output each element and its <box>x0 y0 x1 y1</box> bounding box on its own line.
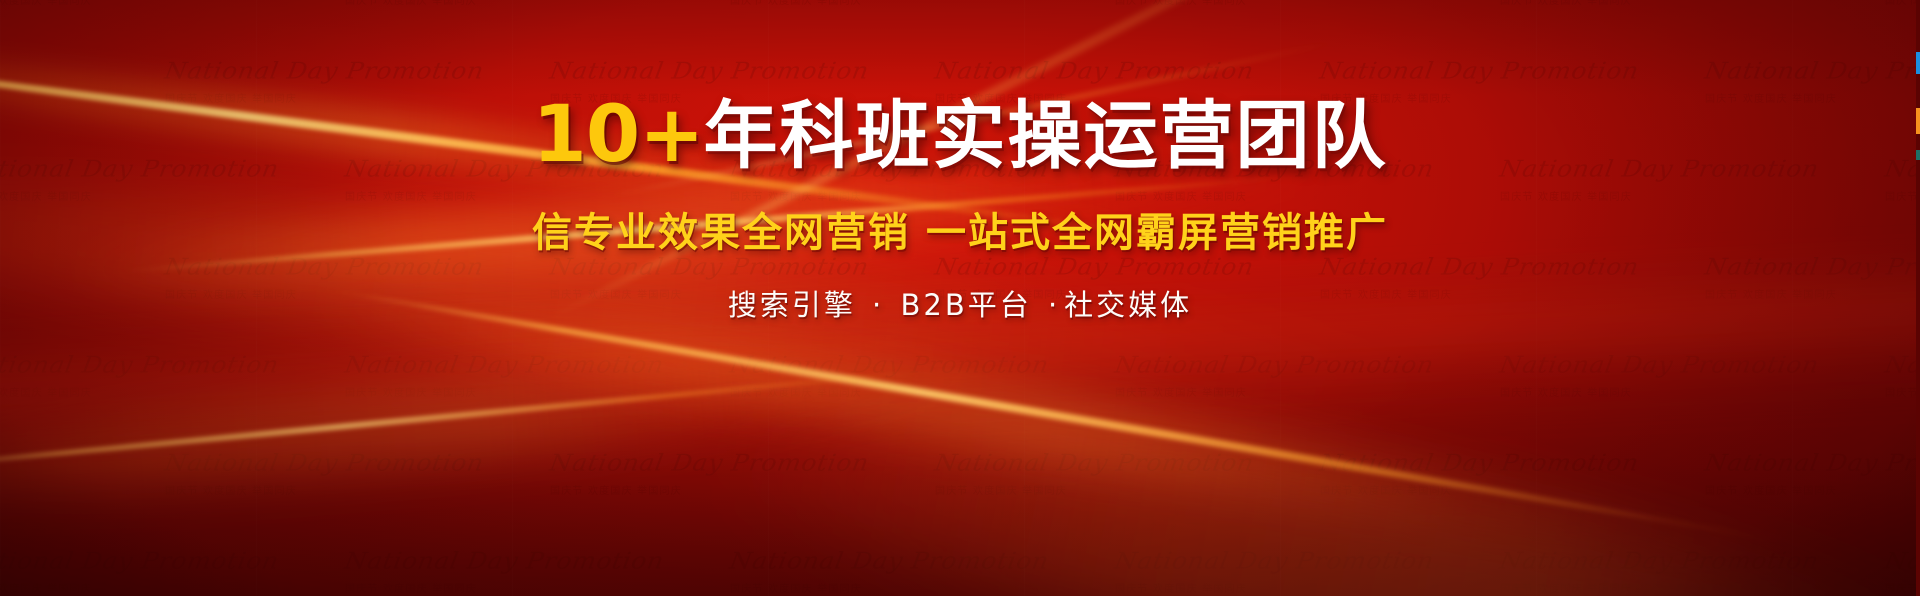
headline-number: 10+ <box>533 90 704 180</box>
watermark-sub-text: 国庆节 欢度国庆 举国同庆 <box>1115 580 1500 595</box>
tagline-item-social-media: 社交媒体 <box>1064 288 1192 322</box>
headline-text: 年科班实操运营团队 <box>703 93 1387 179</box>
watermark-sub-text: 国庆节 欢度国庆 举国同庆 <box>550 482 935 497</box>
watermark-script-text: National Day Promotion <box>0 549 347 572</box>
light-streak-glow-bottom <box>0 329 999 520</box>
watermark-tile: National Day Promotion国庆节 欢度国庆 举国同庆 <box>1705 450 1920 497</box>
watermark-script-text: National Day Promotion <box>1318 451 1707 474</box>
watermark-script-text: National Day Promotion <box>933 451 1322 474</box>
watermark-sub-text: 国庆节 欢度国庆 举国同庆 <box>1500 580 1885 595</box>
watermark-tile: National Day Promotion国庆节 欢度国庆 举国同庆 <box>730 352 1115 399</box>
watermark-sub-text: 国庆节 欢度国庆 举国同庆 <box>1705 482 1920 497</box>
edge-mark-blue-icon <box>1916 52 1920 74</box>
watermark-sub-text: 国庆节 欢度国庆 举国同庆 <box>0 580 345 595</box>
watermark-script-text: National Day Promotion <box>728 549 1117 572</box>
watermark-script-text: National Day Promotion <box>343 353 732 376</box>
watermark-row: National Day Promotion国庆节 欢度国庆 举国同庆Natio… <box>0 352 1920 450</box>
edge-mark-teal-icon <box>1916 150 1920 160</box>
watermark-sub-text: 国庆节 欢度国庆 举国同庆 <box>345 384 730 399</box>
watermark-script-text: National Day Promotion <box>1703 451 1920 474</box>
watermark-sub-text: 国庆节 欢度国庆 举国同庆 <box>730 580 1115 595</box>
watermark-script-text: National Day Promotion <box>1883 549 1920 572</box>
watermark-tile: National Day Promotion国庆节 欢度国庆 举国同庆 <box>550 450 935 497</box>
watermark-tile: National Day Promotion国庆节 欢度国庆 举国同庆 <box>1115 548 1500 595</box>
watermark-script-text: National Day Promotion <box>0 353 347 376</box>
watermark-tile: National Day Promotion国庆节 欢度国庆 举国同庆 <box>730 548 1115 595</box>
watermark-sub-text: 国庆节 欢度国庆 举国同庆 <box>165 482 550 497</box>
watermark-tile: National Day Promotion国庆节 欢度国庆 举国同庆 <box>1500 352 1885 399</box>
watermark-sub-text: 国庆节 欢度国庆 举国同庆 <box>1320 482 1705 497</box>
light-streak-bottom <box>0 368 925 476</box>
tagline-item-search-engine: 搜索引擎 <box>728 288 856 322</box>
watermark-row: National Day Promotion国庆节 欢度国庆 举国同庆Natio… <box>165 450 1920 548</box>
watermark-script-text: National Day Promotion <box>1113 353 1502 376</box>
banner-subline: 信专业效果全网营销 一站式全网霸屏营销推广 <box>0 200 1920 258</box>
watermark-tile: National Day Promotion国庆节 欢度国庆 举国同庆 <box>1500 548 1885 595</box>
watermark-sub-text: 国庆节 欢度国庆 举国同庆 <box>730 384 1115 399</box>
watermark-script-text: National Day Promotion <box>343 549 732 572</box>
watermark-row: National Day Promotion国庆节 欢度国庆 举国同庆Natio… <box>0 548 1920 596</box>
watermark-sub-text: 国庆节 欢度国庆 举国同庆 <box>1115 384 1500 399</box>
watermark-tile: National Day Promotion国庆节 欢度国庆 举国同庆 <box>345 352 730 399</box>
watermark-tile: National Day Promotion国庆节 欢度国庆 举国同庆 <box>1115 352 1500 399</box>
watermark-sub-text: 国庆节 欢度国庆 举国同庆 <box>1500 384 1885 399</box>
watermark-tile: National Day Promotion国庆节 欢度国庆 举国同庆 <box>0 548 345 595</box>
right-edge-strip <box>1916 0 1920 596</box>
banner-headline: 10+年科班实操运营团队 <box>0 96 1920 174</box>
watermark-sub-text: 国庆节 欢度国庆 举国同庆 <box>0 384 345 399</box>
promotional-banner: National Day Promotion国庆节 欢度国庆 举国同庆Natio… <box>0 0 1920 596</box>
tagline-separator-1: · <box>868 288 888 322</box>
watermark-tile: National Day Promotion国庆节 欢度国庆 举国同庆 <box>1885 548 1920 595</box>
banner-content: 10+年科班实操运营团队 信专业效果全网营销 一站式全网霸屏营销推广 搜索引擎 … <box>0 0 1920 324</box>
watermark-script-text: National Day Promotion <box>163 451 552 474</box>
watermark-script-text: National Day Promotion <box>1883 353 1920 376</box>
banner-tagline: 搜索引擎 · B2B平台 ·社交媒体 <box>0 282 1920 324</box>
tagline-separator-2: · <box>1044 288 1064 322</box>
watermark-sub-text: 国庆节 欢度国庆 举国同庆 <box>345 580 730 595</box>
watermark-sub-text: 国庆节 欢度国庆 举国同庆 <box>1885 384 1920 399</box>
watermark-sub-text: 国庆节 欢度国庆 举国同庆 <box>1885 580 1920 595</box>
light-streak-main-ray <box>329 286 1789 546</box>
watermark-tile: National Day Promotion国庆节 欢度国庆 举国同庆 <box>935 450 1320 497</box>
watermark-script-text: National Day Promotion <box>548 451 937 474</box>
light-streak-bottom-right <box>700 354 1920 596</box>
watermark-script-text: National Day Promotion <box>1113 549 1502 572</box>
watermark-script-text: National Day Promotion <box>728 353 1117 376</box>
tagline-item-b2b-platform: B2B平台 <box>900 288 1031 322</box>
watermark-tile: National Day Promotion国庆节 欢度国庆 举国同庆 <box>1320 450 1705 497</box>
watermark-tile: National Day Promotion国庆节 欢度国庆 举国同庆 <box>1885 352 1920 399</box>
watermark-sub-text: 国庆节 欢度国庆 举国同庆 <box>935 482 1320 497</box>
watermark-tile: National Day Promotion国庆节 欢度国庆 举国同庆 <box>165 450 550 497</box>
watermark-script-text: National Day Promotion <box>1498 549 1887 572</box>
watermark-tile: National Day Promotion国庆节 欢度国庆 举国同庆 <box>345 548 730 595</box>
watermark-tile: National Day Promotion国庆节 欢度国庆 举国同庆 <box>0 352 345 399</box>
edge-mark-orange-icon <box>1916 108 1920 134</box>
watermark-script-text: National Day Promotion <box>1498 353 1887 376</box>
· · · ·
(What is required): Rename every "watermark-tile" to "watermark-block" in the entries above and give the lines again with nothing else changed. Leave out the pictures.

(Written reply):
output each element and its <box>x0 y0 x1 y1</box> bounding box on its own line.
headline-number: 10+ <box>533 90 704 180</box>
watermark-sub-text: 国庆节 欢度国庆 举国同庆 <box>1115 580 1500 595</box>
tagline-item-social-media: 社交媒体 <box>1064 288 1192 322</box>
headline-text: 年科班实操运营团队 <box>703 93 1387 179</box>
watermark-sub-text: 国庆节 欢度国庆 举国同庆 <box>550 482 935 497</box>
watermark-script-text: National Day Promotion <box>0 549 347 572</box>
light-streak-glow-bottom <box>0 329 999 520</box>
watermark-block: National Day Promotion国庆节 欢度国庆 举国同庆 <box>1705 450 1920 497</box>
watermark-script-text: National Day Promotion <box>1318 451 1707 474</box>
watermark-script-text: National Day Promotion <box>933 451 1322 474</box>
watermark-sub-text: 国庆节 欢度国庆 举国同庆 <box>1500 580 1885 595</box>
watermark-block: National Day Promotion国庆节 欢度国庆 举国同庆 <box>730 352 1115 399</box>
watermark-sub-text: 国庆节 欢度国庆 举国同庆 <box>1705 482 1920 497</box>
edge-mark-blue-icon <box>1916 52 1920 74</box>
watermark-sub-text: 国庆节 欢度国庆 举国同庆 <box>0 580 345 595</box>
watermark-script-text: National Day Promotion <box>728 549 1117 572</box>
watermark-script-text: National Day Promotion <box>343 353 732 376</box>
watermark-row: National Day Promotion国庆节 欢度国庆 举国同庆Natio… <box>0 352 1920 450</box>
edge-mark-teal-icon <box>1916 150 1920 160</box>
watermark-sub-text: 国庆节 欢度国庆 举国同庆 <box>345 384 730 399</box>
watermark-script-text: National Day Promotion <box>1703 451 1920 474</box>
watermark-sub-text: 国庆节 欢度国庆 举国同庆 <box>730 580 1115 595</box>
watermark-script-text: National Day Promotion <box>1883 549 1920 572</box>
watermark-block: National Day Promotion国庆节 欢度国庆 举国同庆 <box>550 450 935 497</box>
watermark-block: National Day Promotion国庆节 欢度国庆 举国同庆 <box>1115 548 1500 595</box>
watermark-script-text: National Day Promotion <box>0 353 347 376</box>
watermark-block: National Day Promotion国庆节 欢度国庆 举国同庆 <box>730 548 1115 595</box>
watermark-sub-text: 国庆节 欢度国庆 举国同庆 <box>165 482 550 497</box>
watermark-block: National Day Promotion国庆节 欢度国庆 举国同庆 <box>1500 352 1885 399</box>
watermark-sub-text: 国庆节 欢度国庆 举国同庆 <box>1320 482 1705 497</box>
light-streak-bottom <box>0 368 925 476</box>
tagline-item-search-engine: 搜索引擎 <box>728 288 856 322</box>
watermark-row: National Day Promotion国庆节 欢度国庆 举国同庆Natio… <box>165 450 1920 548</box>
watermark-script-text: National Day Promotion <box>1113 353 1502 376</box>
banner-subline: 信专业效果全网营销 一站式全网霸屏营销推广 <box>0 200 1920 258</box>
watermark-block: National Day Promotion国庆节 欢度国庆 举国同庆 <box>1500 548 1885 595</box>
watermark-sub-text: 国庆节 欢度国庆 举国同庆 <box>730 384 1115 399</box>
watermark-script-text: National Day Promotion <box>343 549 732 572</box>
watermark-row: National Day Promotion国庆节 欢度国庆 举国同庆Natio… <box>0 548 1920 596</box>
watermark-sub-text: 国庆节 欢度国庆 举国同庆 <box>1115 384 1500 399</box>
watermark-block: National Day Promotion国庆节 欢度国庆 举国同庆 <box>345 352 730 399</box>
watermark-block: National Day Promotion国庆节 欢度国庆 举国同庆 <box>1115 352 1500 399</box>
watermark-sub-text: 国庆节 欢度国庆 举国同庆 <box>1500 384 1885 399</box>
watermark-block: National Day Promotion国庆节 欢度国庆 举国同庆 <box>0 548 345 595</box>
right-edge-strip <box>1916 0 1920 596</box>
banner-headline: 10+年科班实操运营团队 <box>0 96 1920 174</box>
watermark-sub-text: 国庆节 欢度国庆 举国同庆 <box>0 384 345 399</box>
promotional-banner: National Day Promotion国庆节 欢度国庆 举国同庆Natio… <box>0 0 1920 596</box>
tagline-separator-1: · <box>868 288 888 322</box>
watermark-block: National Day Promotion国庆节 欢度国庆 举国同庆 <box>1885 548 1920 595</box>
banner-content: 10+年科班实操运营团队 信专业效果全网营销 一站式全网霸屏营销推广 搜索引擎 … <box>0 0 1920 324</box>
watermark-script-text: National Day Promotion <box>163 451 552 474</box>
watermark-script-text: National Day Promotion <box>1883 353 1920 376</box>
banner-tagline: 搜索引擎 · B2B平台 ·社交媒体 <box>0 282 1920 324</box>
tagline-separator-2: · <box>1044 288 1064 322</box>
watermark-sub-text: 国庆节 欢度国庆 举国同庆 <box>345 580 730 595</box>
watermark-sub-text: 国庆节 欢度国庆 举国同庆 <box>1885 384 1920 399</box>
watermark-sub-text: 国庆节 欢度国庆 举国同庆 <box>1885 580 1920 595</box>
light-streak-main-ray <box>329 286 1789 546</box>
watermark-block: National Day Promotion国庆节 欢度国庆 举国同庆 <box>935 450 1320 497</box>
watermark-script-text: National Day Promotion <box>548 451 937 474</box>
light-streak-bottom-right <box>700 354 1920 596</box>
watermark-script-text: National Day Promotion <box>1113 549 1502 572</box>
watermark-script-text: National Day Promotion <box>728 353 1117 376</box>
tagline-item-b2b-platform: B2B平台 <box>900 288 1031 322</box>
watermark-block: National Day Promotion国庆节 欢度国庆 举国同庆 <box>1320 450 1705 497</box>
watermark-block: National Day Promotion国庆节 欢度国庆 举国同庆 <box>1885 352 1920 399</box>
watermark-sub-text: 国庆节 欢度国庆 举国同庆 <box>935 482 1320 497</box>
watermark-block: National Day Promotion国庆节 欢度国庆 举国同庆 <box>165 450 550 497</box>
watermark-script-text: National Day Promotion <box>1498 549 1887 572</box>
watermark-block: National Day Promotion国庆节 欢度国庆 举国同庆 <box>345 548 730 595</box>
watermark-block: National Day Promotion国庆节 欢度国庆 举国同庆 <box>0 352 345 399</box>
edge-mark-orange-icon <box>1916 108 1920 134</box>
watermark-script-text: National Day Promotion <box>1498 353 1887 376</box>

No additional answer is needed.